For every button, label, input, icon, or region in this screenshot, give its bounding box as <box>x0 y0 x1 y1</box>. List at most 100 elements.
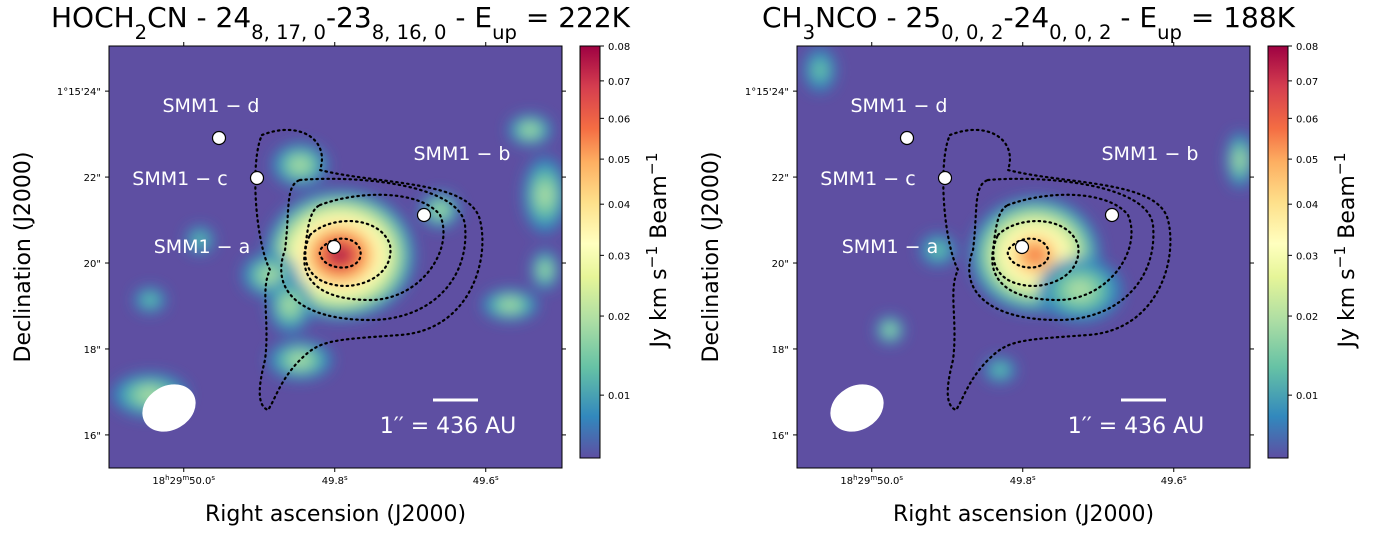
x-tick-label-part: 18 <box>152 476 165 487</box>
source-marker <box>899 130 915 146</box>
y-tick-label: 1°15'24" <box>57 87 101 98</box>
x-tick-label-part: h <box>165 474 169 482</box>
emission-level <box>812 59 828 81</box>
emission-level <box>193 233 207 247</box>
chart-title-part: up <box>1157 21 1182 44</box>
plot-frame <box>796 45 1251 469</box>
chart-title-part: 3 <box>803 21 815 44</box>
scale-bar-label: 1′′ = 436 AU <box>380 414 517 439</box>
y-tick-label: 1°15'24" <box>745 87 789 98</box>
contour <box>304 219 392 288</box>
colorbar-tick-label: 0.06 <box>608 114 630 125</box>
chart-title-part: HOCH <box>51 1 135 34</box>
x-tick-label-part: h <box>853 474 857 482</box>
emission-level <box>260 267 280 283</box>
y-tick-label: 16" <box>84 431 101 442</box>
chart-title-part: = 222K <box>517 1 631 34</box>
source-marker <box>211 130 227 146</box>
y-axis-label: Declination (J2000) <box>699 152 724 363</box>
source-marker <box>937 170 953 186</box>
colorbar-tick-label: 0.01 <box>1296 391 1318 402</box>
emission-level <box>433 204 447 216</box>
colorbar-label-part: −1 <box>643 246 661 269</box>
colorbar-tick-label: 0.03 <box>1296 251 1318 262</box>
chart-title-part: = 188K <box>1182 1 1296 34</box>
x-tick-label: 49.6s <box>473 474 499 487</box>
chart-title-part: - E <box>1111 1 1157 34</box>
y-tick-label: 22" <box>84 173 101 184</box>
colorbar-tick-label: 0.01 <box>608 391 630 402</box>
beam <box>830 384 884 432</box>
colorbar-tick-label: 0.07 <box>608 77 630 88</box>
y-tick-label: 18" <box>84 345 101 356</box>
chart-title-part: -23 <box>326 1 372 34</box>
contour <box>280 177 467 322</box>
contour <box>992 219 1080 288</box>
emission-level <box>1066 279 1094 301</box>
scale-bar-label: 1′′ = 436 AU <box>1068 414 1205 439</box>
y-tick-label: 16" <box>772 431 789 442</box>
x-tick-label-part: 49.6 <box>1161 476 1183 487</box>
colorbar-label-part: −1 <box>643 152 661 175</box>
x-tick-label: 49.8s <box>1010 474 1036 487</box>
source-label: SMM1 − d <box>851 95 948 117</box>
x-tick-label-part: 29 <box>858 476 871 487</box>
source-label: SMM1 − a <box>842 236 939 258</box>
chart-title: HOCH2CN - 248, 17, 0-238, 16, 0 - Eup = … <box>51 1 631 44</box>
emission-level <box>1026 247 1044 263</box>
contour <box>318 237 362 269</box>
panel: 1′′ = 436 AU SMM1 − a SMM1 − b SMM1 − c SMM1… <box>699 1 1360 527</box>
colorbar-label: Jy km s−1 Beam−1 <box>1331 152 1360 349</box>
contour <box>254 128 484 412</box>
source-marker <box>1104 207 1120 223</box>
contour <box>942 128 1172 412</box>
emission-level <box>282 295 298 315</box>
panel: 1′′ = 436 AU SMM1 − a SMM1 − b SMM1 − c SMM1… <box>11 1 672 527</box>
chart-title-part: CN - 24 <box>147 1 251 34</box>
source-marker <box>326 239 342 255</box>
source-marker <box>416 207 432 223</box>
x-tick-label-part: s <box>495 474 499 482</box>
colorbar-label: Jy km s−1 Beam−1 <box>643 152 672 349</box>
chart-title-part: CH <box>762 1 803 34</box>
emission-level <box>500 299 520 311</box>
chart-title-part: 8, 17, 0 <box>251 21 326 44</box>
contour <box>1006 237 1050 269</box>
colorbar-tick-label: 0.05 <box>608 155 630 166</box>
x-tick-label-part: 49.8 <box>322 476 344 487</box>
y-axis-label: Declination (J2000) <box>11 152 36 363</box>
colorbar-tick-label: 0.05 <box>1296 155 1318 166</box>
emission-level <box>885 325 895 335</box>
colorbar-label-part: −1 <box>1331 152 1349 175</box>
x-tick-label-part: s <box>344 474 348 482</box>
source-label: SMM1 − a <box>154 236 251 258</box>
colorbar <box>1267 45 1289 459</box>
colorbar-tick-label: 0.08 <box>608 42 630 53</box>
x-axis-label: Right ascension (J2000) <box>893 502 1154 527</box>
x-tick-label-part: 50.0 <box>189 476 211 487</box>
colorbar-tick-label: 0.06 <box>1296 114 1318 125</box>
colorbar-tick-label: 0.02 <box>1296 312 1318 323</box>
colorbar-tick-label: 0.07 <box>1296 77 1318 88</box>
emission-level <box>540 263 550 277</box>
y-tick-label: 20" <box>84 259 101 270</box>
x-tick-label-part: 29 <box>170 476 183 487</box>
map-image <box>109 46 562 468</box>
chart-title-part: 0, 0, 2 <box>941 21 1003 44</box>
colorbar-label-part: Jy km s <box>1335 268 1360 349</box>
source-marker <box>249 170 265 186</box>
x-tick-label: 18h29m50.0s <box>152 474 215 487</box>
emission-level <box>289 353 311 367</box>
colorbar <box>579 45 601 459</box>
colorbar-label-part: −1 <box>1331 246 1349 269</box>
y-tick-label: 18" <box>772 345 789 356</box>
x-tick-label-part: m <box>182 474 189 482</box>
emission-level <box>142 293 158 307</box>
x-tick-label: 49.8s <box>322 474 348 487</box>
emission-level <box>929 242 947 258</box>
source-label: SMM1 − b <box>414 143 511 165</box>
chart-title-part: - E <box>446 1 492 34</box>
beam <box>142 384 196 432</box>
source-label: SMM1 − c <box>820 168 915 190</box>
plot-frame <box>108 45 563 469</box>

- - -

▸ **WHAT THE TASK REQUIRES**
Copy all of the lines above word for word, leaving out any pictures.

▸ **REPLY TO THE EXERCISE**
For every button, label, input, icon, or region in this screenshot, give its bounding box as <box>x0 y0 x1 y1</box>. List at most 100 elements.
x-tick-label-part: 18 <box>152 476 165 487</box>
source-marker <box>899 130 915 146</box>
y-tick-label: 1°15'24" <box>57 87 101 98</box>
x-tick-label-part: h <box>165 474 169 482</box>
emission-level <box>812 59 828 81</box>
emission-level <box>193 233 207 247</box>
chart-title-part: up <box>1157 21 1182 44</box>
plot-frame <box>796 45 1251 469</box>
chart-title-part: 3 <box>803 21 815 44</box>
scale-bar-label: 1′′ = 436 AU <box>380 414 517 439</box>
y-tick-label: 1°15'24" <box>745 87 789 98</box>
contour <box>304 219 392 288</box>
colorbar-tick-label: 0.06 <box>608 114 630 125</box>
chart-title-part: HOCH <box>51 1 135 34</box>
x-tick-label-part: h <box>853 474 857 482</box>
emission-level <box>260 267 280 283</box>
y-tick-label: 16" <box>84 431 101 442</box>
chart-title-part: = 222K <box>517 1 631 34</box>
source-marker <box>211 130 227 146</box>
y-axis-label: Declination (J2000) <box>699 152 724 363</box>
source-marker <box>937 170 953 186</box>
colorbar-tick-label: 0.01 <box>1296 391 1318 402</box>
emission-level <box>433 204 447 216</box>
colorbar-label-part: −1 <box>643 246 661 269</box>
colorbar-tick-label: 0.03 <box>1296 251 1318 262</box>
chart-title-part: = 188K <box>1182 1 1296 34</box>
x-tick-label: 49.6s <box>473 474 499 487</box>
chart-title-part: - E <box>1111 1 1157 34</box>
y-tick-label: 22" <box>84 173 101 184</box>
colorbar-tick-label: 0.01 <box>608 391 630 402</box>
beam <box>830 384 884 432</box>
colorbar-tick-label: 0.07 <box>608 77 630 88</box>
y-tick-label: 18" <box>84 345 101 356</box>
chart-title-part: -23 <box>326 1 372 34</box>
contour <box>280 177 467 322</box>
contour <box>992 219 1080 288</box>
emission-level <box>1066 279 1094 301</box>
scale-bar-label: 1′′ = 436 AU <box>1068 414 1205 439</box>
y-tick-label: 16" <box>772 431 789 442</box>
x-tick-label-part: 49.6 <box>1161 476 1183 487</box>
colorbar-label-part: −1 <box>643 152 661 175</box>
x-tick-label: 49.8s <box>1010 474 1036 487</box>
source-label: SMM1 − d <box>851 95 948 117</box>
x-tick-label-part: 29 <box>858 476 871 487</box>
source-label: SMM1 − a <box>842 236 939 258</box>
chart-title: HOCH2CN - 248, 17, 0-238, 16, 0 - Eup = … <box>51 1 631 44</box>
emission-level <box>1026 247 1044 263</box>
contour <box>318 237 362 269</box>
panel: 1′′ = 436 AU SMM1 − a SMM1 − b SMM1 − c SMM1… <box>699 1 1360 527</box>
colorbar-label: Jy km s−1 Beam−1 <box>1331 152 1360 349</box>
contour <box>254 128 484 412</box>
source-marker <box>1104 207 1120 223</box>
contour <box>942 128 1172 412</box>
emission-level <box>282 295 298 315</box>
panel: 1′′ = 436 AU SMM1 − a SMM1 − b SMM1 − c SMM1… <box>11 1 672 527</box>
chart-title-part: CN - 24 <box>147 1 251 34</box>
source-marker <box>326 239 342 255</box>
source-marker <box>416 207 432 223</box>
x-tick-label-part: s <box>495 474 499 482</box>
colorbar-label: Jy km s−1 Beam−1 <box>643 152 672 349</box>
chart-title-part: CH <box>762 1 803 34</box>
emission-level <box>500 299 520 311</box>
chart-title-part: 8, 17, 0 <box>251 21 326 44</box>
contour <box>1006 237 1050 269</box>
colorbar-tick-label: 0.05 <box>608 155 630 166</box>
x-tick-label-part: 49.8 <box>322 476 344 487</box>
y-axis-label: Declination (J2000) <box>11 152 36 363</box>
colorbar-tick-label: 0.05 <box>1296 155 1318 166</box>
emission-level <box>885 325 895 335</box>
colorbar-label-part: −1 <box>1331 152 1349 175</box>
x-tick-label-part: s <box>344 474 348 482</box>
source-label: SMM1 − a <box>154 236 251 258</box>
colorbar <box>1267 45 1289 459</box>
colorbar-tick-label: 0.08 <box>608 42 630 53</box>
x-axis-label: Right ascension (J2000) <box>893 502 1154 527</box>
x-tick-label-part: 50.0 <box>189 476 211 487</box>
colorbar-tick-label: 0.06 <box>1296 114 1318 125</box>
colorbar-tick-label: 0.02 <box>1296 312 1318 323</box>
colorbar-tick-label: 0.07 <box>1296 77 1318 88</box>
emission-level <box>540 263 550 277</box>
y-tick-label: 20" <box>84 259 101 270</box>
x-tick-label-part: 29 <box>170 476 183 487</box>
map-image <box>109 46 562 468</box>
chart-title-part: 0, 0, 2 <box>941 21 1003 44</box>
colorbar-label-part: Jy km s <box>1335 268 1360 349</box>
source-marker <box>249 170 265 186</box>
x-tick-label: 18h29m50.0s <box>152 474 215 487</box>
emission-level <box>289 353 311 367</box>
colorbar <box>579 45 601 459</box>
colorbar-label-part: −1 <box>1331 246 1349 269</box>
y-tick-label: 18" <box>772 345 789 356</box>
x-tick-label-part: m <box>182 474 189 482</box>
emission-level <box>142 293 158 307</box>
x-tick-label: 49.8s <box>322 474 348 487</box>
emission-level <box>929 242 947 258</box>
source-label: SMM1 − b <box>414 143 511 165</box>
chart-title-part: - E <box>446 1 492 34</box>
beam <box>142 384 196 432</box>
source-label: SMM1 − c <box>820 168 915 190</box>
plot-frame <box>108 45 563 469</box>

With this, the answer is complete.